> [To be done]
Find and copy each line of the records where the string "company" shows up.

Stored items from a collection
● ● ● ● ●

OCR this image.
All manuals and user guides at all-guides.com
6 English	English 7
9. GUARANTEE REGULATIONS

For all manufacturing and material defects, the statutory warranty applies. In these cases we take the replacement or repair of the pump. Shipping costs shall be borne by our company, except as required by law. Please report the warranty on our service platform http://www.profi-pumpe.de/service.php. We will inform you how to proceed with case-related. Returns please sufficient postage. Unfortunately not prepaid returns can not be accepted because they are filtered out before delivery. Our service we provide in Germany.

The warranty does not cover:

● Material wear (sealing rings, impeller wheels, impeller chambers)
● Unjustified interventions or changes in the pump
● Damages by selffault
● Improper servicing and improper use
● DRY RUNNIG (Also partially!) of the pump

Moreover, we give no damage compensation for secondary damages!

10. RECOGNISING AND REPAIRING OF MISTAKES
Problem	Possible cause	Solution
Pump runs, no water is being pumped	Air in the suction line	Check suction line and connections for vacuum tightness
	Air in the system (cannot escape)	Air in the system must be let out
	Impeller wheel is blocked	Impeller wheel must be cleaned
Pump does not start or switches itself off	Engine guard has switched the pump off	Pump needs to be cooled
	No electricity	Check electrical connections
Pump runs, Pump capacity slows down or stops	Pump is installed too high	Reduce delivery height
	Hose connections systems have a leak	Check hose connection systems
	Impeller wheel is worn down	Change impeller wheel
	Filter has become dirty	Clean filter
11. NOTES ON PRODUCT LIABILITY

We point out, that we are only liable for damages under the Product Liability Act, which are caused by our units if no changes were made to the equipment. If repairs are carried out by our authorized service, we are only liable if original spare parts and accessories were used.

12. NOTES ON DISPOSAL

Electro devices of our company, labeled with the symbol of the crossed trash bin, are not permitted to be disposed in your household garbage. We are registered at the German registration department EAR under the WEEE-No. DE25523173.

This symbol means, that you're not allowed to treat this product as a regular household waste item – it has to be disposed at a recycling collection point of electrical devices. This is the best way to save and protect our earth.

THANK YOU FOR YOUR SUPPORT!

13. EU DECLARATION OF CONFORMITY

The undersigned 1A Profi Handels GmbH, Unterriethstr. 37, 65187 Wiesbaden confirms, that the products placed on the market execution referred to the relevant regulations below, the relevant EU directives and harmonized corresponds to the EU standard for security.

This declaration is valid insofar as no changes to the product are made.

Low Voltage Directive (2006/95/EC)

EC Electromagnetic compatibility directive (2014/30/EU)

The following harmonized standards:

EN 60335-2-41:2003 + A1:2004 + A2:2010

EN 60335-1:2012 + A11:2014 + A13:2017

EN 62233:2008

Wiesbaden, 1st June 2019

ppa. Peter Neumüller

● ● ● ● ●

> [Task solution]
For all manufacturing and material defects, the statutory warranty applies. In these cases we take the replacement or repair of the pump. Shipping costs shall be borne by our company, except as required by law. Please report the warranty on our service platform http://www.profi-pumpe.de/service.php. We will inform you how to proceed with case-related. Returns please sufficient postage. Unfortunately not prepaid returns can not be accepted because they are filtered out before delivery. Our service we provide in Germany.
Electro devices of our company, labeled with the symbol of the crossed trash bin, are not permitted to be disposed in your household garbage. We are registered at the German registration department EAR under the WEEE-No. DE25523173.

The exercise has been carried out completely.